----- PAGE TEXT

They argue about teachers' salaried while the kids graduating from high school are dumbasses with no willingness or ability to think independently, since following instructions is what they know. They argue about unresolvable (thus to them, perfect) debates like abortion while the republic crumbles, they may as well play the fiddle too like Nero did. They quibble about how many scraps should hit the floor instead of taking a hard look into why everyone doesn't have their own floor.

The differences exist but they are minimal and designed to give only an illusion of choice. One day something like abortion is demonized and made more difficult, another day this is reversed. Over the course of years and decades the status quo does not change; it only becomes more so. That's what matters.

You may not want to believe that a single entity with two factions has completely usurped all political power in the nation and locked it down like what the guilds of old did to trade, but it's a fact. Consider what Microsoft did to the PC market. That's what the Demican/Republicrats did to politics. Compare either or both of them to say, the Libertarian party and you'll see what actual differences are.

Comment Re:Two parties my ass. (Score 2) 148

Wow. It must be nice to live your black and white world. Mine is so many confusing shades of gray that I find that I am just unable to put suitable labels on most people and things.

The point was that the world is a great many shades of grey, and is therefore not suitably represented by our black-and-white two-party system.

Reading comprehension is gravely on the decline. It's been replaced by an insatiable need to be right at someone else's expense, even if you have to put words in their mouths to do it.

Comment Re:In related news: Domestic spying got the OK (Score 1) 148

I'll blame you for resorting to childish name calling, which makes your point completely disappear as people instantly flag you as just some other ranting lunatic.

Being hypersensitive and too easily offended makes you look like the ranting lunatic. Specifically, it looks like you just don't like the guy and are clutching at straws for some way of taking a jab at him. Whether or not that's actually the case. It also makes you appear to promote this phoney decorum and perfect inoffensiveness that no living human being actually embodies in real life.

Second ... STOP USING FUCKING BOOK REFERENCE WHEN YOU UTTERLY FAILED TO UNDERSTAND THAT PLOT. God, the slashdot meme of all time is for people to reference 1984, while Animal Farm is closer, you still failed to get the actual point. Stop trying to reference it to look smarter.

He referenced a very specific part of it in order to make a joke about how incredibly similar the Democrats and Republicans are on any truly important issue (such as state surveillance). Getting hysterical about that makes him look like a goddamned genius compared to you.

Comment Re:Dupe (Score 1) 148

well there is a need to watch people

A very limited one with an established procedure, yes.

we live in complex societies where a group of jerks can do terrible things if they have enough brains to organize themselves properly.

Yes, we call them politicians. In the past their own disagreements divided them, but they're all uniting under the monied banner of Big Brother.

This does not mean we should let the 'feds' do anything they want but we possibly need a method to do it so as to enable them to look for information when need be and at the same time guarantee privacy whenever that is possible. This all can be done in relatively satisfying way as long as the 'feds' do not want to eavesdrop on all of us real time all the time which apparently is what they want. Eventually we will have to find a common ground.

----------
----- DATA EXCERPT

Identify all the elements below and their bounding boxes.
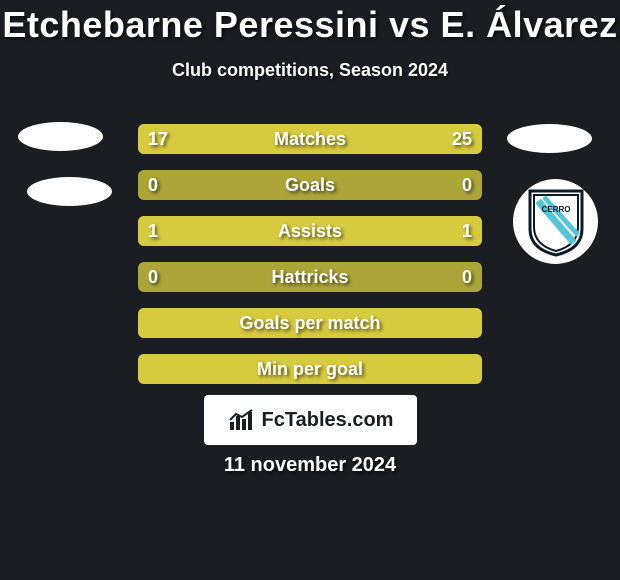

----------

### TO BE DONE
[a] According to the forum comments, why does the two-party system fail to represent the world suitably? Answer in one to three sentences.
[b] Rewrite the paragraph of the forum comments beginning "The differences exist but they are minimal" as a short bulleted list that keeps its main facts.
[c] From the forum comments, copy the part that opens with the words containing "we live in complex" and closes with "of Big Brother.".
The lines are not needed for any of this work.

### TASK-BY-TASK RESULTS
[a] The world is a great many shades of grey. The two-party system is black and white, so it cannot suitably represent that world.

[b]
- The differences exist, but they are minimal and designed only to give an illusion of choice.
- One day something like abortion is demonized and made more difficult, and another day this is reversed.
- Over years and decades the status quo does not change; it only becomes more so, and that is what matters.

[c]
we live in complex societies where a group of jerks can do terrible things if they have enough brains to organize themselves properly.

Yes, we call them politicians. In the past their own disagreements divided them, but they're all uniting under the monied banner of Big Brother.